- Goal:
Write out each line beneath this one exactly as it reads.

- Information provided:
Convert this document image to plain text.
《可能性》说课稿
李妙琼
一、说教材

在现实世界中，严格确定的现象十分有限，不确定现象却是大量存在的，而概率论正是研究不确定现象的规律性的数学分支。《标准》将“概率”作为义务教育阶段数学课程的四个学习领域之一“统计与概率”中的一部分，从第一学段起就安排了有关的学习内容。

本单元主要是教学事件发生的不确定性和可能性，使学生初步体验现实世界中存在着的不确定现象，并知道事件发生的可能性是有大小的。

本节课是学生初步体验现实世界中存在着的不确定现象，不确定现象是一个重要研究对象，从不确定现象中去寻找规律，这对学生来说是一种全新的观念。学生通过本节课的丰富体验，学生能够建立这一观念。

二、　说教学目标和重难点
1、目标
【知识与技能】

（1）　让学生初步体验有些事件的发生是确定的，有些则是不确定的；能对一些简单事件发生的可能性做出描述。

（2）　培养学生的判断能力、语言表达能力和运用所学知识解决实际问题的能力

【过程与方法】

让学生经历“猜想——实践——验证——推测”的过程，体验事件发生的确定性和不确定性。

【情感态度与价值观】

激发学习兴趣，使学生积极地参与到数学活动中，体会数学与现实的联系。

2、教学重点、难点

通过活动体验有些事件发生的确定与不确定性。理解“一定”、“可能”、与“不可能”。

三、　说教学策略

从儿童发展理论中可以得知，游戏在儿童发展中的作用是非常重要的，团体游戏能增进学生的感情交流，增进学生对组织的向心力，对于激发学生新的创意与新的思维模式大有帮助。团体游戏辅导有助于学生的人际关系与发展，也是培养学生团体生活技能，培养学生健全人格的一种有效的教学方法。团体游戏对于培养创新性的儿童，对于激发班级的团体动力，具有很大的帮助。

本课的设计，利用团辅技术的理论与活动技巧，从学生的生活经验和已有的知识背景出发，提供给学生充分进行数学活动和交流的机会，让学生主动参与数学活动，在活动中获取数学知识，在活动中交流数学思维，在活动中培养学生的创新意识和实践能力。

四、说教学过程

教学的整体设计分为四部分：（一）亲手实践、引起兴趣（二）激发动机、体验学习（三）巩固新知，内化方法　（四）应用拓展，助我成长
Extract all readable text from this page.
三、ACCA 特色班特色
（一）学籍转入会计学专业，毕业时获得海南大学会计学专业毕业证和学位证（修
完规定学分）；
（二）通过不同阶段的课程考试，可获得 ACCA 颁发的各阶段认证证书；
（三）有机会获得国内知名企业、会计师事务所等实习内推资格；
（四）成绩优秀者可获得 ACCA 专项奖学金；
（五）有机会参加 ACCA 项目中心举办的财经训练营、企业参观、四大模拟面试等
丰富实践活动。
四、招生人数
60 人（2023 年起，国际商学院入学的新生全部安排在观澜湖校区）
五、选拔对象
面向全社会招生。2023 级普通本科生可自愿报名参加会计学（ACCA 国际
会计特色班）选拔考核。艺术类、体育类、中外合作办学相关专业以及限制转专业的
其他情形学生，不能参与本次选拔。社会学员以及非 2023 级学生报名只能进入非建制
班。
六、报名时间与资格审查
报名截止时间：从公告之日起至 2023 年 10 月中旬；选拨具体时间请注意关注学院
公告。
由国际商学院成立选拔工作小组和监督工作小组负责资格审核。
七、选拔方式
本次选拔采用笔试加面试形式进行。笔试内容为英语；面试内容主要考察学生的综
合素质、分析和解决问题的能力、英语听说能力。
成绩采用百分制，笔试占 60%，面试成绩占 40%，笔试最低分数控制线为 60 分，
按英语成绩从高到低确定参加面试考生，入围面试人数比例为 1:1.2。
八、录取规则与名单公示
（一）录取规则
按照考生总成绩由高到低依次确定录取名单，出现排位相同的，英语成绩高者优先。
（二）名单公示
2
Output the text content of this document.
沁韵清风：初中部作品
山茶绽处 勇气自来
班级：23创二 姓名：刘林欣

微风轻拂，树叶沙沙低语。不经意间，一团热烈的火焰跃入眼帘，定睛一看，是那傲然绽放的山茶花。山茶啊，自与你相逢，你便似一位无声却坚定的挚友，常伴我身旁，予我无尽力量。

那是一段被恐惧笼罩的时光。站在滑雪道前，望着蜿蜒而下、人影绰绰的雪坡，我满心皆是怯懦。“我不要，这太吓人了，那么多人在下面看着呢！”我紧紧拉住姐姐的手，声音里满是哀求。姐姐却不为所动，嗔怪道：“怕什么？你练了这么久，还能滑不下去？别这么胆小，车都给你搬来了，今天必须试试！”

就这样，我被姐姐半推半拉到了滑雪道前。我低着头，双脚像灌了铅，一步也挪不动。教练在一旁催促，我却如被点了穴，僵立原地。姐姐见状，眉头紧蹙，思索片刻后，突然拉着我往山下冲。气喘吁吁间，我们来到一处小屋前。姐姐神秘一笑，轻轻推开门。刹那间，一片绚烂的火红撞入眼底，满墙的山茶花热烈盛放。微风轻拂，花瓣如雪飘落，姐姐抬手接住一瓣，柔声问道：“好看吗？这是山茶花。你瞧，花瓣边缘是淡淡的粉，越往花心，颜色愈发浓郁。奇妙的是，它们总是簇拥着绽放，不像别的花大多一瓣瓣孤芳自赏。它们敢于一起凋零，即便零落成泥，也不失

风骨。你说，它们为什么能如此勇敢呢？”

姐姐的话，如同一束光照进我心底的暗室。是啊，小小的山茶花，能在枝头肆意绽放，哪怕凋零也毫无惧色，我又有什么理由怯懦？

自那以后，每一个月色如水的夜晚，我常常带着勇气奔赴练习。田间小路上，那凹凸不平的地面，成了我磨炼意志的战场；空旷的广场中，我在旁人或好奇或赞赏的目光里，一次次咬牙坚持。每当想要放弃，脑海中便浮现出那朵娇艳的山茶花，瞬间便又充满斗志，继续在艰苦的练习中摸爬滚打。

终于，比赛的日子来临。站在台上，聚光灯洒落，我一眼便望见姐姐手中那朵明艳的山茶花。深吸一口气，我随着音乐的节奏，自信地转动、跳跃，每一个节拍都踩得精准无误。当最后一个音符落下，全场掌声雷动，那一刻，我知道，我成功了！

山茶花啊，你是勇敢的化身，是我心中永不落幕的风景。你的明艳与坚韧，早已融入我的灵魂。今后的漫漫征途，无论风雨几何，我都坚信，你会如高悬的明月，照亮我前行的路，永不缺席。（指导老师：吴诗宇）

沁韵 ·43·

- Written solution:
Convert this document image to plain text.
《可能性》说课稿
李妙琼
一、说教材

在现实世界中，严格确定的现象十分有限，不确定现象却是大量存在的，而概率论正是研究不确定现象的规律性的数学分支。《标准》将“概率”作为义务教育阶段数学课程的四个学习领域之一“统计与概率”中的一部分，从第一学段起就安排了有关的学习内容。

本单元主要是教学事件发生的不确定性和可能性，使学生初步体验现实世界中存在着的不确定现象，并知道事件发生的可能性是有大小的。

本节课是学生初步体验现实世界中存在着的不确定现象，不确定现象是一个重要研究对象，从不确定现象中去寻找规律，这对学生来说是一种全新的观念。学生通过本节课的丰富体验，学生能够建立这一观念。

二、　说教学目标和重难点
1、目标
【知识与技能】

（1）　让学生初步体验有些事件的发生是确定的，有些则是不确定的；能对一些简单事件发生的可能性做出描述。

（2）　培养学生的判断能力、语言表达能力和运用所学知识解决实际问题的能力

【过程与方法】

让学生经历“猜想——实践——验证——推测”的过程，体验事件发生的确定性和不确定性。

【情感态度与价值观】

激发学习兴趣，使学生积极地参与到数学活动中，体会数学与现实的联系。

2、教学重点、难点

通过活动体验有些事件发生的确定与不确定性。理解“一定”、“可能”、与“不可能”。

三、　说教学策略

从儿童发展理论中可以得知，游戏在儿童发展中的作用是非常重要的，团体游戏能增进学生的感情交流，增进学生对组织的向心力，对于激发学生新的创意与新的思维模式大有帮助。团体游戏辅导有助于学生的人际关系与发展，也是培养学生团体生活技能，培养学生健全人格的一种有效的教学方法。团体游戏对于培养创新性的儿童，对于激发班级的团体动力，具有很大的帮助。

本课的设计，利用团辅技术的理论与活动技巧，从学生的生活经验和已有的知识背景出发，提供给学生充分进行数学活动和交流的机会，让学生主动参与数学活动，在活动中获取数学知识，在活动中交流数学思维，在活动中培养学生的创新意识和实践能力。

四、说教学过程

教学的整体设计分为四部分：（一）亲手实践、引起兴趣（二）激发动机、体验学习（三）巩固新知，内化方法　（四）应用拓展，助我成长
Extract all readable text from this page.
三、ACCA 特色班特色
（一）学籍转入会计学专业，毕业时获得海南大学会计学专业毕业证和学位证（修
完规定学分）；
（二）通过不同阶段的课程考试，可获得 ACCA 颁发的各阶段认证证书；
（三）有机会获得国内知名企业、会计师事务所等实习内推资格；
（四）成绩优秀者可获得 ACCA 专项奖学金；
（五）有机会参加 ACCA 项目中心举办的财经训练营、企业参观、四大模拟面试等
丰富实践活动。
四、招生人数
60 人（2023 年起，国际商学院入学的新生全部安排在观澜湖校区）
五、选拔对象
面向全社会招生。2023 级普通本科生可自愿报名参加会计学（ACCA 国际
会计特色班）选拔考核。艺术类、体育类、中外合作办学相关专业以及限制转专业的
其他情形学生，不能参与本次选拔。社会学员以及非 2023 级学生报名只能进入非建制
班。
六、报名时间与资格审查
报名截止时间：从公告之日起至 2023 年 10 月中旬；选拨具体时间请注意关注学院
公告。
由国际商学院成立选拔工作小组和监督工作小组负责资格审核。
七、选拔方式
本次选拔采用笔试加面试形式进行。笔试内容为英语；面试内容主要考察学生的综
合素质、分析和解决问题的能力、英语听说能力。
成绩采用百分制，笔试占 60%，面试成绩占 40%，笔试最低分数控制线为 60 分，
按英语成绩从高到低确定参加面试考生，入围面试人数比例为 1:1.2。
八、录取规则与名单公示
（一）录取规则
按照考生总成绩由高到低依次确定录取名单，出现排位相同的，英语成绩高者优先。
（二）名单公示
2
Output the text content of this document.
沁韵清风：初中部作品
山茶绽处 勇气自来
班级：23创二 姓名：刘林欣

微风轻拂，树叶沙沙低语。不经意间，一团热烈的火焰跃入眼帘，定睛一看，是那傲然绽放的山茶花。山茶啊，自与你相逢，你便似一位无声却坚定的挚友，常伴我身旁，予我无尽力量。

那是一段被恐惧笼罩的时光。站在滑雪道前，望着蜿蜒而下、人影绰绰的雪坡，我满心皆是怯懦。“我不要，这太吓人了，那么多人在下面看着呢！”我紧紧拉住姐姐的手，声音里满是哀求。姐姐却不为所动，嗔怪道：“怕什么？你练了这么久，还能滑不下去？别这么胆小，车都给你搬来了，今天必须试试！”

就这样，我被姐姐半推半拉到了滑雪道前。我低着头，双脚像灌了铅，一步也挪不动。教练在一旁催促，我却如被点了穴，僵立原地。姐姐见状，眉头紧蹙，思索片刻后，突然拉着我往山下冲。气喘吁吁间，我们来到一处小屋前。姐姐神秘一笑，轻轻推开门。刹那间，一片绚烂的火红撞入眼底，满墙的山茶花热烈盛放。微风轻拂，花瓣如雪飘落，姐姐抬手接住一瓣，柔声问道：“好看吗？这是山茶花。你瞧，花瓣边缘是淡淡的粉，越往花心，颜色愈发浓郁。奇妙的是，它们总是簇拥着绽放，不像别的花大多一瓣瓣孤芳自赏。它们敢于一起凋零，即便零落成泥，也不失

风骨。你说，它们为什么能如此勇敢呢？”

姐姐的话，如同一束光照进我心底的暗室。是啊，小小的山茶花，能在枝头肆意绽放，哪怕凋零也毫无惧色，我又有什么理由怯懦？

自那以后，每一个月色如水的夜晚，我常常带着勇气奔赴练习。田间小路上，那凹凸不平的地面，成了我磨炼意志的战场；空旷的广场中，我在旁人或好奇或赞赏的目光里，一次次咬牙坚持。每当想要放弃，脑海中便浮现出那朵娇艳的山茶花，瞬间便又充满斗志，继续在艰苦的练习中摸爬滚打。

终于，比赛的日子来临。站在台上，聚光灯洒落，我一眼便望见姐姐手中那朵明艳的山茶花。深吸一口气，我随着音乐的节奏，自信地转动、跳跃，每一个节拍都踩得精准无误。当最后一个音符落下，全场掌声雷动，那一刻，我知道，我成功了！

山茶花啊，你是勇敢的化身，是我心中永不落幕的风景。你的明艳与坚韧，早已融入我的灵魂。今后的漫漫征途，无论风雨几何，我都坚信，你会如高悬的明月，照亮我前行的路，永不缺席。（指导老师：吴诗宇）

沁韵 ·43·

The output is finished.